Hub Arkush: While not a top need, Texas RB Bijan Robinson could be intriguing at No. 9

Scouts widely rank Robinson as one of 2023 draft’s top prospects

Texas running back Bijan Robinson celebrates a touchdown against Oklahoma at the Cotton Bowl, Saturday, Oct. 8, 2022, in Dallas.

For 80 to 85 years after the NFL was founded in 1920, running back was the most popular – and arguably the most important – position in the league.

Of course, quarterbacks have always been pivotal and critically important, but prior to the turn of the century name me one quarterback you would have rather had on your team than Jim Brown, Gale Sayers, Walter Payton, Barry Sanders, Emmitt Smith or O.J. Simpson, just to name a handful of the greatest players in NFL history.

The fact is the NFL began its transition to a pass-first league right around 2000. Quarterbacks, wide receivers and even tight ends began to take over the headlines, and while running backs will always be important, they are no longer anywhere near worth mortgaging the farm for.

This year’s running back class at the Pro Bowl included Cleveland’s Nick Chubb, Tennessee’s Derrick Henry and Las Vegas’ Josh Jacobs from the AFC, while the Giants’ Saquon Barkley, Dallas’ Tony Pollard and Philadelphia’s Miles Sanders were the NFC crew.

It is worth noting – that while clearly not completely their fault – none of the AFC Pro Bowlers were in the playoffs, and while all three from the NFC were a part of playoff teams, the Eagles’ trip to the Super Bowl was clearly guided by QB Jalen Hurts, not Sanders.

Data block ▸

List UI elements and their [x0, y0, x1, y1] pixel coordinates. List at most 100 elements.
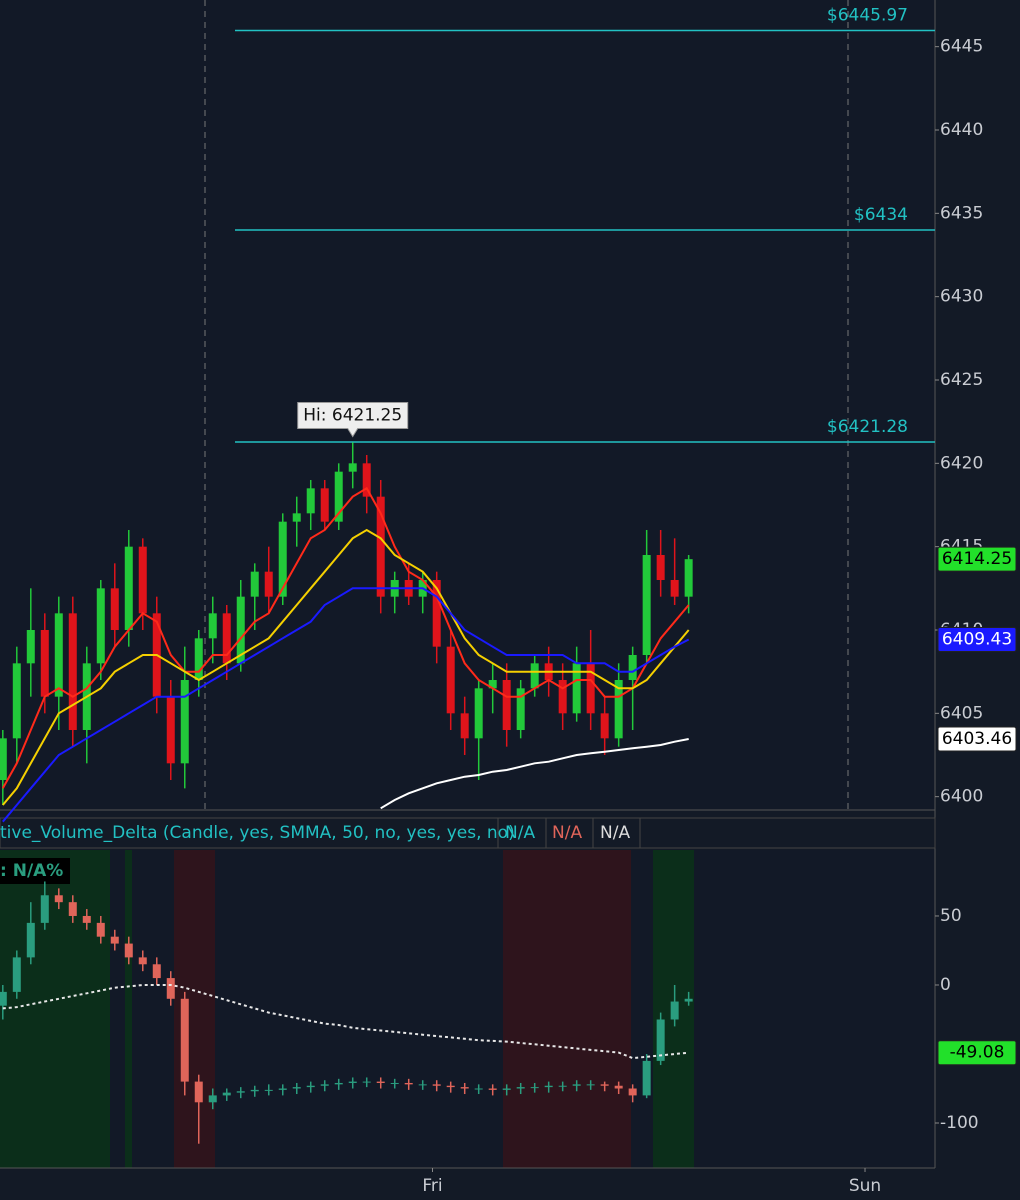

Problems to solve ▸
1. Answer these questions using the article on Bijan Robinson and the 2023 draft.
(a) In what year was the NFL founded?
(b) Around what year did the NFL begin its transition to a pass-first league?
(c) Which quarterback guided the Eagles' trip to the Super Bowl?
2. Carry the article on Bijan Robinson and the 2023 draft forward from its last sentence.

Responses in order ▸
1.
(a) 1920
(b) Around 2000
(c) Jalen Hurts

2.
How hard is it to find a top running back in today’s NFL? Among this year’s Pro Bowlers only Barkley (second pick) and Jacobs (24th) were first-round draft choices, while Chubb (35th), Henry (45th) and Sanders (53rd) went in the second round. Pollard was a fourth-round choice at 128th.

They weren’t cheap, but they weren’t hard to find either.

Free agency has offered even less this year with Sanders getting the biggest deal at $25 million, which works out to only $6.25 million a season and of which only $13.2 million is guaranteed. The third largest deal went to the Jamaal Williams who got just $12 million ($4 million a year) from the Saints to leave the Lions.

How does this relate to the Bears, if at all?

David Montgomery, who the Bears drafted in the third round of 2019, signed the second biggest contract this offseason with the Lions for three years and $18 million (only $11 million guaranteed.)

In spite of Montgomery also being believed to be an important leader and strong pass blocker, the Bears felt it was too much to spend to keep him.

Instead, the Bears went back to their new favorite shopping buddy, the Carolina Panthers, and landed D’Onta Foreman coming off 914-yard season for just one year and $2 million.

It feels like a smart deal and a real bargain, but where does it leave them for the long haul at running back?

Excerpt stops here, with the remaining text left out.